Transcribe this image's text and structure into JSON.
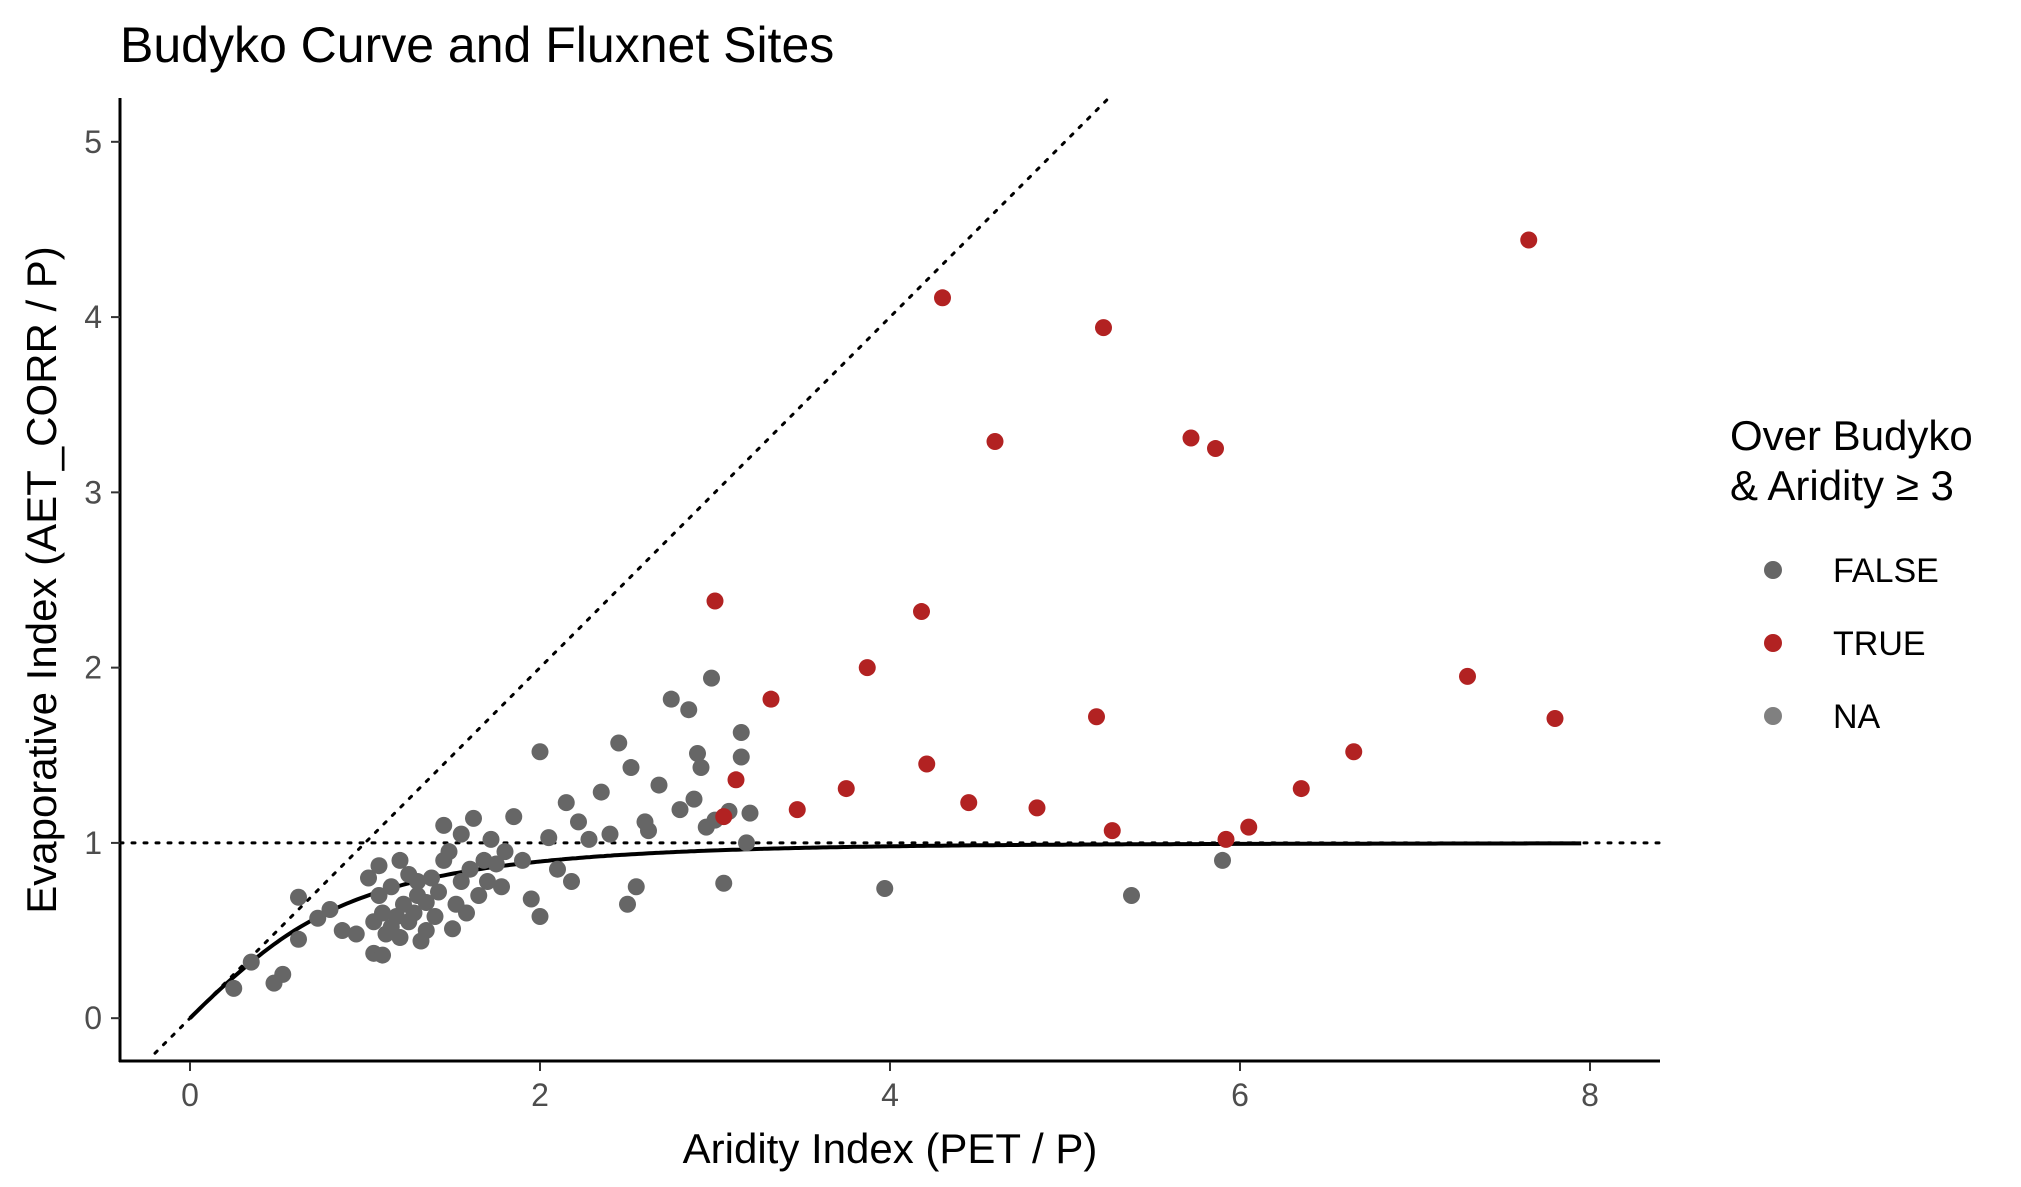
{
  "chart_data": {
    "type": "scatter",
    "title": "Budyko Curve and Fluxnet Sites",
    "xlabel": "Aridity Index (PET / P)",
    "ylabel": "Evaporative Index (AET_CORR / P)",
    "xlim": [
      -0.4,
      8.4
    ],
    "ylim": [
      -0.25,
      5.25
    ],
    "x_ticks": [
      "0",
      "2",
      "4",
      "6",
      "8"
    ],
    "y_ticks": [
      "0",
      "1",
      "2",
      "3",
      "4",
      "5"
    ],
    "grid": false,
    "legend": {
      "title_line1": "Over Budyko",
      "title_line2": "& Aridity ≥ 3",
      "placement": "right",
      "entries": [
        {
          "label": "FALSE",
          "color": "#666666"
        },
        {
          "label": "TRUE",
          "color": "#b22222"
        },
        {
          "label": "NA",
          "color": "#808080"
        }
      ]
    },
    "reference_lines": [
      {
        "name": "energy limit",
        "type": "dotted",
        "equation": "y = x",
        "x_range": [
          -0.2,
          5.25
        ]
      },
      {
        "name": "water limit",
        "type": "dotted",
        "equation": "y = 1",
        "x_range": [
          -0.4,
          8.4
        ]
      }
    ],
    "budyko_curve": {
      "type": "solid",
      "equation": "y = sqrt(x * tanh(1/x) * (1 - exp(-x)))",
      "x_range": [
        0,
        7.95
      ]
    },
    "series": [
      {
        "name": "FALSE",
        "color": "#666666",
        "points": [
          [
            0.25,
            0.17
          ],
          [
            0.35,
            0.32
          ],
          [
            0.48,
            0.2
          ],
          [
            0.53,
            0.25
          ],
          [
            0.62,
            0.45
          ],
          [
            0.62,
            0.69
          ],
          [
            0.73,
            0.57
          ],
          [
            0.8,
            0.62
          ],
          [
            0.87,
            0.5
          ],
          [
            0.95,
            0.48
          ],
          [
            1.02,
            0.8
          ],
          [
            1.05,
            0.37
          ],
          [
            1.05,
            0.55
          ],
          [
            1.08,
            0.7
          ],
          [
            1.08,
            0.87
          ],
          [
            1.1,
            0.36
          ],
          [
            1.1,
            0.6
          ],
          [
            1.12,
            0.48
          ],
          [
            1.15,
            0.52
          ],
          [
            1.15,
            0.75
          ],
          [
            1.18,
            0.58
          ],
          [
            1.2,
            0.46
          ],
          [
            1.2,
            0.9
          ],
          [
            1.22,
            0.65
          ],
          [
            1.25,
            0.55
          ],
          [
            1.25,
            0.82
          ],
          [
            1.28,
            0.6
          ],
          [
            1.3,
            0.7
          ],
          [
            1.3,
            0.78
          ],
          [
            1.32,
            0.44
          ],
          [
            1.35,
            0.5
          ],
          [
            1.35,
            0.66
          ],
          [
            1.38,
            0.8
          ],
          [
            1.4,
            0.58
          ],
          [
            1.42,
            0.72
          ],
          [
            1.45,
            0.9
          ],
          [
            1.45,
            1.1
          ],
          [
            1.48,
            0.95
          ],
          [
            1.5,
            0.51
          ],
          [
            1.52,
            0.65
          ],
          [
            1.55,
            0.78
          ],
          [
            1.55,
            1.05
          ],
          [
            1.58,
            0.6
          ],
          [
            1.6,
            0.85
          ],
          [
            1.62,
            1.14
          ],
          [
            1.65,
            0.7
          ],
          [
            1.68,
            0.9
          ],
          [
            1.7,
            0.78
          ],
          [
            1.72,
            1.02
          ],
          [
            1.75,
            0.88
          ],
          [
            1.78,
            0.75
          ],
          [
            1.8,
            0.95
          ],
          [
            1.85,
            1.15
          ],
          [
            1.9,
            0.9
          ],
          [
            1.95,
            0.68
          ],
          [
            2.0,
            1.52
          ],
          [
            2.0,
            0.58
          ],
          [
            2.05,
            1.03
          ],
          [
            2.1,
            0.85
          ],
          [
            2.15,
            1.23
          ],
          [
            2.18,
            0.78
          ],
          [
            2.22,
            1.12
          ],
          [
            2.28,
            1.02
          ],
          [
            2.35,
            1.29
          ],
          [
            2.4,
            1.05
          ],
          [
            2.45,
            1.57
          ],
          [
            2.5,
            0.65
          ],
          [
            2.52,
            1.43
          ],
          [
            2.55,
            0.75
          ],
          [
            2.6,
            1.12
          ],
          [
            2.62,
            1.07
          ],
          [
            2.68,
            1.33
          ],
          [
            2.75,
            1.82
          ],
          [
            2.8,
            1.19
          ],
          [
            2.85,
            1.76
          ],
          [
            2.88,
            1.25
          ],
          [
            2.9,
            1.51
          ],
          [
            2.92,
            1.43
          ],
          [
            2.95,
            1.09
          ],
          [
            2.98,
            1.94
          ],
          [
            3.0,
            1.13
          ],
          [
            3.05,
            0.77
          ],
          [
            3.08,
            1.18
          ],
          [
            3.15,
            1.63
          ],
          [
            3.15,
            1.49
          ],
          [
            3.18,
            1.0
          ],
          [
            3.2,
            1.17
          ],
          [
            3.97,
            0.74
          ],
          [
            5.38,
            0.7
          ],
          [
            5.9,
            0.9
          ]
        ]
      },
      {
        "name": "TRUE",
        "color": "#b22222",
        "points": [
          [
            3.0,
            2.38
          ],
          [
            3.05,
            1.15
          ],
          [
            3.12,
            1.36
          ],
          [
            3.32,
            1.82
          ],
          [
            3.47,
            1.19
          ],
          [
            3.75,
            1.31
          ],
          [
            3.87,
            2.0
          ],
          [
            4.18,
            2.32
          ],
          [
            4.21,
            1.45
          ],
          [
            4.3,
            4.11
          ],
          [
            4.45,
            1.23
          ],
          [
            4.6,
            3.29
          ],
          [
            4.84,
            1.2
          ],
          [
            5.18,
            1.72
          ],
          [
            5.22,
            3.94
          ],
          [
            5.27,
            1.07
          ],
          [
            5.72,
            3.31
          ],
          [
            5.86,
            3.25
          ],
          [
            5.92,
            1.02
          ],
          [
            6.05,
            1.09
          ],
          [
            6.35,
            1.31
          ],
          [
            6.65,
            1.52
          ],
          [
            7.3,
            1.95
          ],
          [
            7.65,
            4.44
          ],
          [
            7.8,
            1.71
          ]
        ]
      }
    ]
  }
}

> _DO THIS_
Going through the lines above one by one, tally those with the word "Index" and give only the total.

> _ANSWER TO THIS EXERCISE_
2